(Dataset listings of figures)
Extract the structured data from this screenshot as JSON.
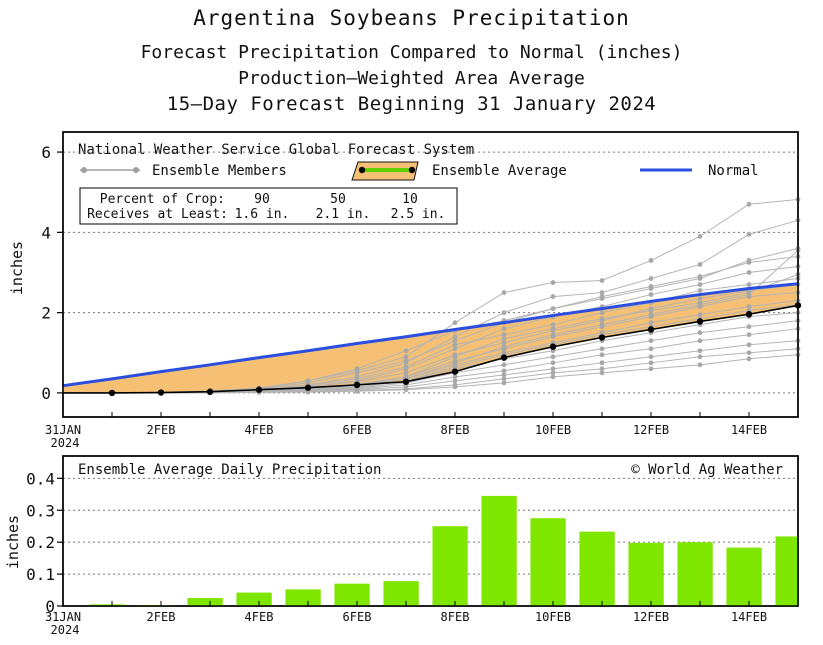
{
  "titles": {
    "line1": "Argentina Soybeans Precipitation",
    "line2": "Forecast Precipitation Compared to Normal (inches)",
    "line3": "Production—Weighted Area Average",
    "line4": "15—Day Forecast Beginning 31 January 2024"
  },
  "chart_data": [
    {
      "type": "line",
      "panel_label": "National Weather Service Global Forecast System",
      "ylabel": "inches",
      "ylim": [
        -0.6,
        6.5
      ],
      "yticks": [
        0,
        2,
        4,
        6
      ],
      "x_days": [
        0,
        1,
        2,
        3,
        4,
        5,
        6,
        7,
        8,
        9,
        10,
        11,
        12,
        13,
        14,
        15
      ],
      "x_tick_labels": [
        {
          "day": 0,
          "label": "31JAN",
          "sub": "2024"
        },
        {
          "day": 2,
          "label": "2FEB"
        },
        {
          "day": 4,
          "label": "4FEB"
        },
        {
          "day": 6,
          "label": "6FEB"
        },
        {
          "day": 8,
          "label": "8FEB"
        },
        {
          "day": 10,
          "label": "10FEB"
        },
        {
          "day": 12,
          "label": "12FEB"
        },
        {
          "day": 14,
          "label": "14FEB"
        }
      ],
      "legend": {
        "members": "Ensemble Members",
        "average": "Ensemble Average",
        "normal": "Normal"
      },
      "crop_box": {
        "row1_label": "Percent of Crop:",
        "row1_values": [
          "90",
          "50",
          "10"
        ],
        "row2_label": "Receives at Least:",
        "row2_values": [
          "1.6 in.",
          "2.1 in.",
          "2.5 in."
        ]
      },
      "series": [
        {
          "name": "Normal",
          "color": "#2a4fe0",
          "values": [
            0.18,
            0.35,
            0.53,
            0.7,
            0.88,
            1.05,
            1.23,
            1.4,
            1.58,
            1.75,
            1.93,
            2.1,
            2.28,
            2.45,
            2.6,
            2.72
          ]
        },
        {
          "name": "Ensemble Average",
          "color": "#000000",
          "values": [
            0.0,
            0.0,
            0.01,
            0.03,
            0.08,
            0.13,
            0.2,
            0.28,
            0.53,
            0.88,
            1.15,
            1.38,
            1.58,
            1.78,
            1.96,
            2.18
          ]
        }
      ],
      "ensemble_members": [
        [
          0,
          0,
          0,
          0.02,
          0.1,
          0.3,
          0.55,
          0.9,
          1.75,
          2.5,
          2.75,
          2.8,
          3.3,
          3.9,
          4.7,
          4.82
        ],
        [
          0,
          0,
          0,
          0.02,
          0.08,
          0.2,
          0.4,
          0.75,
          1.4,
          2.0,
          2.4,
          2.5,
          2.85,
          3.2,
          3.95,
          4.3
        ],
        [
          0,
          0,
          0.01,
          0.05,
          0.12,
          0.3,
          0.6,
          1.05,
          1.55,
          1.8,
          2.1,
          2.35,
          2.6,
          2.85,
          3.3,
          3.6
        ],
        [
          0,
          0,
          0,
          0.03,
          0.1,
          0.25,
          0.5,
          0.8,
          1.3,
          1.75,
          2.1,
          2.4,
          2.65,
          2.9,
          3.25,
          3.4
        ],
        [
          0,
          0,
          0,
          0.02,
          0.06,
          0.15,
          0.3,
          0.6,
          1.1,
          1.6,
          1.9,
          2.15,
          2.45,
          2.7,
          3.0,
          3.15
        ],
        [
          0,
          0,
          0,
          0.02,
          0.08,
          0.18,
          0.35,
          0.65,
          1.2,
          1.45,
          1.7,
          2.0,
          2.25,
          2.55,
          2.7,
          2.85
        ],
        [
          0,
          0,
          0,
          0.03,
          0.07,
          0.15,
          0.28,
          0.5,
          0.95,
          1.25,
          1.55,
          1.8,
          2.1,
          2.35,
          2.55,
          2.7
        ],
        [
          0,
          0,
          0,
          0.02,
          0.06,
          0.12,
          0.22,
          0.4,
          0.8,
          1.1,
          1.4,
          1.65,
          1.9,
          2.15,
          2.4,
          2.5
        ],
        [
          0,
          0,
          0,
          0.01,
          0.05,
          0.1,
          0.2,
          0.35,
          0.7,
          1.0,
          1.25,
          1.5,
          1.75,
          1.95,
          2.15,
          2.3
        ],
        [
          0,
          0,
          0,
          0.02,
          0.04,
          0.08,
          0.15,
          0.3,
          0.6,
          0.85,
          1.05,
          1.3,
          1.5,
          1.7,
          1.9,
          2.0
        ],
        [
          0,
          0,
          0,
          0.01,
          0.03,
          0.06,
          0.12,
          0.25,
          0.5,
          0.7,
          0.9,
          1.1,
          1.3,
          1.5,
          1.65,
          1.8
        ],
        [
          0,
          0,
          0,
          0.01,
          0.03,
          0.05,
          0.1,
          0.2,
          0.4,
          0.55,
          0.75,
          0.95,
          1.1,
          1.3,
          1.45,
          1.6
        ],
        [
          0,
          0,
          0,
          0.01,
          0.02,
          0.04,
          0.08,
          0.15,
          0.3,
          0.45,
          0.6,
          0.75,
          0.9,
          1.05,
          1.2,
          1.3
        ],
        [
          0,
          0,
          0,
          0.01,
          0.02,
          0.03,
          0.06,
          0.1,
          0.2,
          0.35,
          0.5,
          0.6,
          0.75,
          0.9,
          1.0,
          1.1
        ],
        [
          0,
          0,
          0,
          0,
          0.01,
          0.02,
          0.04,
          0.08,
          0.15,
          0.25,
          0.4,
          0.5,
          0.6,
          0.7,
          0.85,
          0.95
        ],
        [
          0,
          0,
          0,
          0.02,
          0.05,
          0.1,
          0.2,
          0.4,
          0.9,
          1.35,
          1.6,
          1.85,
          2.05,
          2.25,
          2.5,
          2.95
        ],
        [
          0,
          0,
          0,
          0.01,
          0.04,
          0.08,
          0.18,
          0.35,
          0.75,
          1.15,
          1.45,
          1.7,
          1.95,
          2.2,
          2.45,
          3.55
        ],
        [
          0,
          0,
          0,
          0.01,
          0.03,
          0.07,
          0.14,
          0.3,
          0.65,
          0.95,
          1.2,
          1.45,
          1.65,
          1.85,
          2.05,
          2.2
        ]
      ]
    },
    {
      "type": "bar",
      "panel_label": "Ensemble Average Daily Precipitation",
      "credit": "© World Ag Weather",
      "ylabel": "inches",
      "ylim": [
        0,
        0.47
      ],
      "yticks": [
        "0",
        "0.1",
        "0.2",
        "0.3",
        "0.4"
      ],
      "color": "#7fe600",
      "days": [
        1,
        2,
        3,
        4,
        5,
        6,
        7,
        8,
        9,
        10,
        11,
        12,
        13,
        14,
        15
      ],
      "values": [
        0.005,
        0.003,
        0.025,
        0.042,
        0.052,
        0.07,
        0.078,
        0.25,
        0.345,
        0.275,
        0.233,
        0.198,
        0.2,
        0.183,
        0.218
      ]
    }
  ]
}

### Task statement
Leave images out of the retyped records; keep all else exact.

### Finished answer
Extract the structured data from this screenshot as JSON.
{
  "titles": {
    "line1": "Argentina Soybeans Precipitation",
    "line2": "Forecast Precipitation Compared to Normal (inches)",
    "line3": "Production—Weighted Area Average",
    "line4": "15—Day Forecast Beginning 31 January 2024"
  },
  "chart_data": [
    {
      "type": "line",
      "panel_label": "National Weather Service Global Forecast System",
      "ylabel": "inches",
      "ylim": [
        -0.6,
        6.5
      ],
      "yticks": [
        0,
        2,
        4,
        6
      ],
      "x_days": [
        0,
        1,
        2,
        3,
        4,
        5,
        6,
        7,
        8,
        9,
        10,
        11,
        12,
        13,
        14,
        15
      ],
      "x_tick_labels": [
        {
          "day": 0,
          "label": "31JAN",
          "sub": "2024"
        },
        {
          "day": 2,
          "label": "2FEB"
        },
        {
          "day": 4,
          "label": "4FEB"
        },
        {
          "day": 6,
          "label": "6FEB"
        },
        {
          "day": 8,
          "label": "8FEB"
        },
        {
          "day": 10,
          "label": "10FEB"
        },
        {
          "day": 12,
          "label": "12FEB"
        },
        {
          "day": 14,
          "label": "14FEB"
        }
      ],
      "legend": {
        "members": "Ensemble Members",
        "average": "Ensemble Average",
        "normal": "Normal"
      },
      "crop_box": {
        "row1_label": "Percent of Crop:",
        "row1_values": [
          "90",
          "50",
          "10"
        ],
        "row2_label": "Receives at Least:",
        "row2_values": [
          "1.6 in.",
          "2.1 in.",
          "2.5 in."
        ]
      },
      "series": [
        {
          "name": "Normal",
          "color": "#2a4fe0",
          "values": [
            0.18,
            0.35,
            0.53,
            0.7,
            0.88,
            1.05,
            1.23,
            1.4,
            1.58,
            1.75,
            1.93,
            2.1,
            2.28,
            2.45,
            2.6,
            2.72
          ]
        },
        {
          "name": "Ensemble Average",
          "color": "#000000",
          "values": [
            0.0,
            0.0,
            0.01,
            0.03,
            0.08,
            0.13,
            0.2,
            0.28,
            0.53,
            0.88,
            1.15,
            1.38,
            1.58,
            1.78,
            1.96,
            2.18
          ]
        }
      ],
      "ensemble_members": [
        [
          0,
          0,
          0,
          0.02,
          0.1,
          0.3,
          0.55,
          0.9,
          1.75,
          2.5,
          2.75,
          2.8,
          3.3,
          3.9,
          4.7,
          4.82
        ],
        [
          0,
          0,
          0,
          0.02,
          0.08,
          0.2,
          0.4,
          0.75,
          1.4,
          2.0,
          2.4,
          2.5,
          2.85,
          3.2,
          3.95,
          4.3
        ],
        [
          0,
          0,
          0.01,
          0.05,
          0.12,
          0.3,
          0.6,
          1.05,
          1.55,
          1.8,
          2.1,
          2.35,
          2.6,
          2.85,
          3.3,
          3.6
        ],
        [
          0,
          0,
          0,
          0.03,
          0.1,
          0.25,
          0.5,
          0.8,
          1.3,
          1.75,
          2.1,
          2.4,
          2.65,
          2.9,
          3.25,
          3.4
        ],
        [
          0,
          0,
          0,
          0.02,
          0.06,
          0.15,
          0.3,
          0.6,
          1.1,
          1.6,
          1.9,
          2.15,
          2.45,
          2.7,
          3.0,
          3.15
        ],
        [
          0,
          0,
          0,
          0.02,
          0.08,
          0.18,
          0.35,
          0.65,
          1.2,
          1.45,
          1.7,
          2.0,
          2.25,
          2.55,
          2.7,
          2.85
        ],
        [
          0,
          0,
          0,
          0.03,
          0.07,
          0.15,
          0.28,
          0.5,
          0.95,
          1.25,
          1.55,
          1.8,
          2.1,
          2.35,
          2.55,
          2.7
        ],
        [
          0,
          0,
          0,
          0.02,
          0.06,
          0.12,
          0.22,
          0.4,
          0.8,
          1.1,
          1.4,
          1.65,
          1.9,
          2.15,
          2.4,
          2.5
        ],
        [
          0,
          0,
          0,
          0.01,
          0.05,
          0.1,
          0.2,
          0.35,
          0.7,
          1.0,
          1.25,
          1.5,
          1.75,
          1.95,
          2.15,
          2.3
        ],
        [
          0,
          0,
          0,
          0.02,
          0.04,
          0.08,
          0.15,
          0.3,
          0.6,
          0.85,
          1.05,
          1.3,
          1.5,
          1.7,
          1.9,
          2.0
        ],
        [
          0,
          0,
          0,
          0.01,
          0.03,
          0.06,
          0.12,
          0.25,
          0.5,
          0.7,
          0.9,
          1.1,
          1.3,
          1.5,
          1.65,
          1.8
        ],
        [
          0,
          0,
          0,
          0.01,
          0.03,
          0.05,
          0.1,
          0.2,
          0.4,
          0.55,
          0.75,
          0.95,
          1.1,
          1.3,
          1.45,
          1.6
        ],
        [
          0,
          0,
          0,
          0.01,
          0.02,
          0.04,
          0.08,
          0.15,
          0.3,
          0.45,
          0.6,
          0.75,
          0.9,
          1.05,
          1.2,
          1.3
        ],
        [
          0,
          0,
          0,
          0.01,
          0.02,
          0.03,
          0.06,
          0.1,
          0.2,
          0.35,
          0.5,
          0.6,
          0.75,
          0.9,
          1.0,
          1.1
        ],
        [
          0,
          0,
          0,
          0,
          0.01,
          0.02,
          0.04,
          0.08,
          0.15,
          0.25,
          0.4,
          0.5,
          0.6,
          0.7,
          0.85,
          0.95
        ],
        [
          0,
          0,
          0,
          0.02,
          0.05,
          0.1,
          0.2,
          0.4,
          0.9,
          1.35,
          1.6,
          1.85,
          2.05,
          2.25,
          2.5,
          2.95
        ],
        [
          0,
          0,
          0,
          0.01,
          0.04,
          0.08,
          0.18,
          0.35,
          0.75,
          1.15,
          1.45,
          1.7,
          1.95,
          2.2,
          2.45,
          3.55
        ],
        [
          0,
          0,
          0,
          0.01,
          0.03,
          0.07,
          0.14,
          0.3,
          0.65,
          0.95,
          1.2,
          1.45,
          1.65,
          1.85,
          2.05,
          2.2
        ]
      ]
    },
    {
      "type": "bar",
      "panel_label": "Ensemble Average Daily Precipitation",
      "credit": "© World Ag Weather",
      "ylabel": "inches",
      "ylim": [
        0,
        0.47
      ],
      "yticks": [
        "0",
        "0.1",
        "0.2",
        "0.3",
        "0.4"
      ],
      "color": "#7fe600",
      "days": [
        1,
        2,
        3,
        4,
        5,
        6,
        7,
        8,
        9,
        10,
        11,
        12,
        13,
        14,
        15
      ],
      "values": [
        0.005,
        0.003,
        0.025,
        0.042,
        0.052,
        0.07,
        0.078,
        0.25,
        0.345,
        0.275,
        0.233,
        0.198,
        0.2,
        0.183,
        0.218
      ]
    }
  ]
}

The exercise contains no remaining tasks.